(Extracted data entries)
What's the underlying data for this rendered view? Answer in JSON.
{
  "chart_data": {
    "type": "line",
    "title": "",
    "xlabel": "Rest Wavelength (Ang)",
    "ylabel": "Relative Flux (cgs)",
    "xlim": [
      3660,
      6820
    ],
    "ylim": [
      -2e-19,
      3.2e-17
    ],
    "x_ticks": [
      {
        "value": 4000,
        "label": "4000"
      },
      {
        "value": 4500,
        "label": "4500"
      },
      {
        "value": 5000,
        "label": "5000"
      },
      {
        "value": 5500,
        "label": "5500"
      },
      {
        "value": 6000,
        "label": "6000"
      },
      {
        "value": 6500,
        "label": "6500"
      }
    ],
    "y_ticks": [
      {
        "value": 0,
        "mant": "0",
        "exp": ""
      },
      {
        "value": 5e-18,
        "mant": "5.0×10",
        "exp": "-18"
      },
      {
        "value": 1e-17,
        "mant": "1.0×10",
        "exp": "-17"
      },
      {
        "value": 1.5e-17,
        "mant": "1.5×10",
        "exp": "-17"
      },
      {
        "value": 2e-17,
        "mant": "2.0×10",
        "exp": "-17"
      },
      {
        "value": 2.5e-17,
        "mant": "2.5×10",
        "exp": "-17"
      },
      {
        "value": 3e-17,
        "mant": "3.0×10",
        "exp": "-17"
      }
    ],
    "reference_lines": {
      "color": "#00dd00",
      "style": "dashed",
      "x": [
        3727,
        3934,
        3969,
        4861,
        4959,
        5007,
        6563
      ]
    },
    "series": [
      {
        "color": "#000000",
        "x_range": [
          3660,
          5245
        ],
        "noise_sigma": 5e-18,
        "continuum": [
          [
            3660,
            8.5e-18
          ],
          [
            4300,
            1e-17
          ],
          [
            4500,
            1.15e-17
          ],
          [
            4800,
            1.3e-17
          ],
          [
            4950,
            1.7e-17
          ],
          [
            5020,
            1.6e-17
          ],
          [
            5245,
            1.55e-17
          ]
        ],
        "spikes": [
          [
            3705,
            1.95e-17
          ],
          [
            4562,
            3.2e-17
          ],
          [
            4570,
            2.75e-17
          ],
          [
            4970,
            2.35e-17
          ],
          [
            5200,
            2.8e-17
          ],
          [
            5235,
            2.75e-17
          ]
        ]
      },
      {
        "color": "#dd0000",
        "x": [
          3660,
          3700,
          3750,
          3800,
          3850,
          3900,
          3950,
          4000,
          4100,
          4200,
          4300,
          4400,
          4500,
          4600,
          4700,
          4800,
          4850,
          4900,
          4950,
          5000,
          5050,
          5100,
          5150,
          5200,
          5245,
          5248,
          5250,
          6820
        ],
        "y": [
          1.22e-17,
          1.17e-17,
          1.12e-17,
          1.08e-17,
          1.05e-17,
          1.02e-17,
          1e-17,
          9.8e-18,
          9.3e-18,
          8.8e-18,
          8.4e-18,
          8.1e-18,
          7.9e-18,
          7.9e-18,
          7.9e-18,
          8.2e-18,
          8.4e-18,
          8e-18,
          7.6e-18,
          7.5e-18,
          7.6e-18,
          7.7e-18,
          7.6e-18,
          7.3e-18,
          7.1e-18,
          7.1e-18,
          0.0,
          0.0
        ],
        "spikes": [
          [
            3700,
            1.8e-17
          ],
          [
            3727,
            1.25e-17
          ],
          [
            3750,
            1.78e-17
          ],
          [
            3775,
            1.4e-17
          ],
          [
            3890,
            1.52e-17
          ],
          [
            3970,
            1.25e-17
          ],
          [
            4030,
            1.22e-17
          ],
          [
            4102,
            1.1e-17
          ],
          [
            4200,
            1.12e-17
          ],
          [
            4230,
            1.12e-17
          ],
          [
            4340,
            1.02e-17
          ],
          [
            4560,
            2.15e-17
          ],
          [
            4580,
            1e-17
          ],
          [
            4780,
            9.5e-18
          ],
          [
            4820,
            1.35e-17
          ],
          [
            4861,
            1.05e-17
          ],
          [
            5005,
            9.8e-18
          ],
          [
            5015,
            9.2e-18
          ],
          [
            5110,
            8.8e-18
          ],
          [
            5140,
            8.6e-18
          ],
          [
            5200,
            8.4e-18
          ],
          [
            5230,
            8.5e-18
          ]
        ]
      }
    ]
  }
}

[WORK INSTRUCTIONS]
Reproduce every line from the entries that holds the word "mant".

[ANSWER TO THE PROBLEM]
        "mant": "0",
        "mant": "5.0×10",
        "mant": "1.0×10",
        "mant": "1.5×10",
        "mant": "2.0×10",
        "mant": "2.5×10",
        "mant": "3.0×10",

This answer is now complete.